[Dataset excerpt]
━━━━━━
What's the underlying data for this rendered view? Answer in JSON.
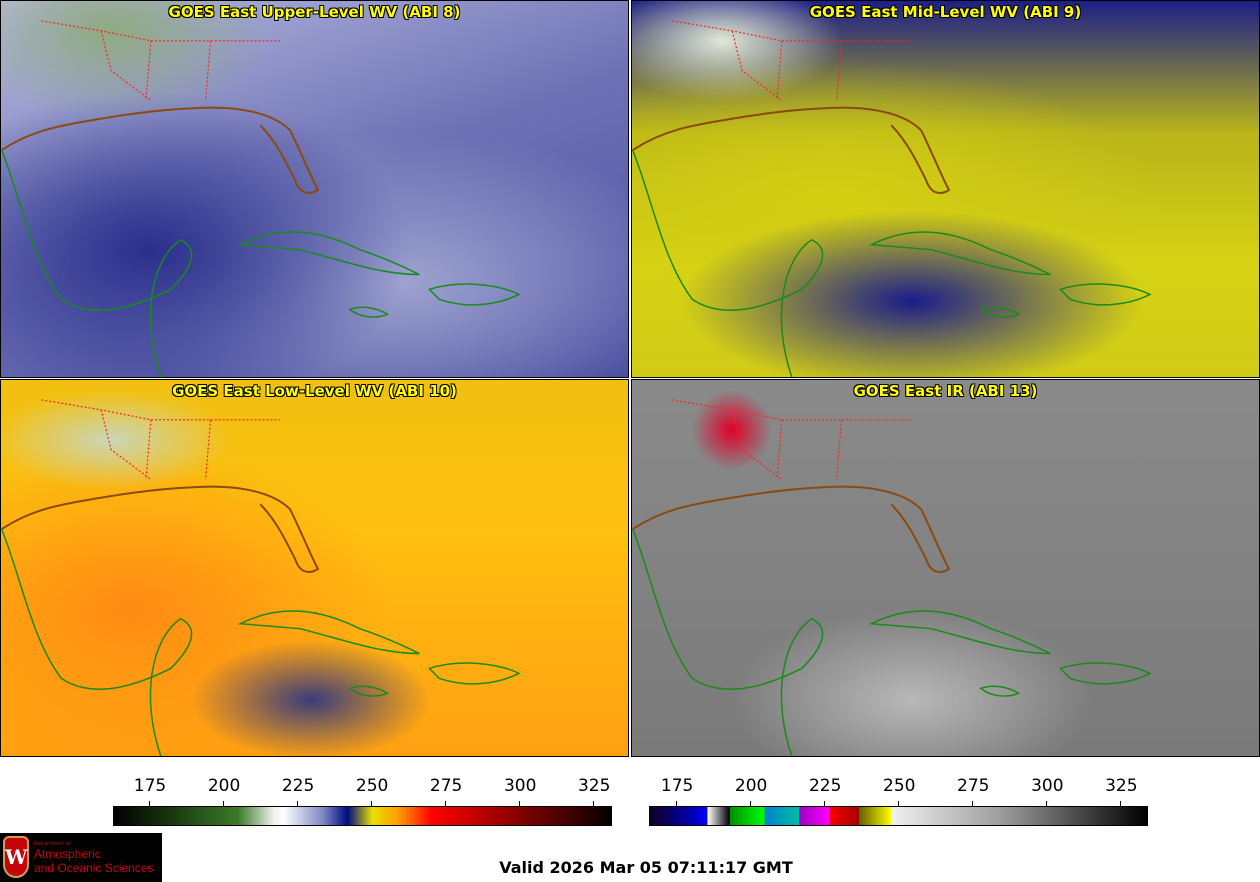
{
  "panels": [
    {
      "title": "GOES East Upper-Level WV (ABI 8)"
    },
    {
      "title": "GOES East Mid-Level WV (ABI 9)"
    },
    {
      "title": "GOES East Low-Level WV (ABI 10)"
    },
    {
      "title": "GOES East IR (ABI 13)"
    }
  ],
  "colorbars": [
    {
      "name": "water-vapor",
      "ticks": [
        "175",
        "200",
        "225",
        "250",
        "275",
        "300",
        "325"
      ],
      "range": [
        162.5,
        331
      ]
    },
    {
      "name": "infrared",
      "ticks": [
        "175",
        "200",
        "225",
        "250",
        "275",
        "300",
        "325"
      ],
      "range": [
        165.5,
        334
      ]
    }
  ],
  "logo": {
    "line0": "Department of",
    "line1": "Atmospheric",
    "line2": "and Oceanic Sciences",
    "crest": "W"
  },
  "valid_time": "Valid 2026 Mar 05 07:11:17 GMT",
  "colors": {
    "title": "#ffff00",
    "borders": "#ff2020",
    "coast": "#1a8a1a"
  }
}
━━━━━━
Reproduce every line exactly and omit all pictures.

** EXPECTED OUTPUT **
What's the underlying data for this rendered view? Answer in JSON.
{
  "panels": [
    {
      "title": "GOES East Upper-Level WV (ABI 8)"
    },
    {
      "title": "GOES East Mid-Level WV (ABI 9)"
    },
    {
      "title": "GOES East Low-Level WV (ABI 10)"
    },
    {
      "title": "GOES East IR (ABI 13)"
    }
  ],
  "colorbars": [
    {
      "name": "water-vapor",
      "ticks": [
        "175",
        "200",
        "225",
        "250",
        "275",
        "300",
        "325"
      ],
      "range": [
        162.5,
        331
      ]
    },
    {
      "name": "infrared",
      "ticks": [
        "175",
        "200",
        "225",
        "250",
        "275",
        "300",
        "325"
      ],
      "range": [
        165.5,
        334
      ]
    }
  ],
  "logo": {
    "line0": "Department of",
    "line1": "Atmospheric",
    "line2": "and Oceanic Sciences",
    "crest": "W"
  },
  "valid_time": "Valid 2026 Mar 05 07:11:17 GMT",
  "colors": {
    "title": "#ffff00",
    "borders": "#ff2020",
    "coast": "#1a8a1a"
  }
}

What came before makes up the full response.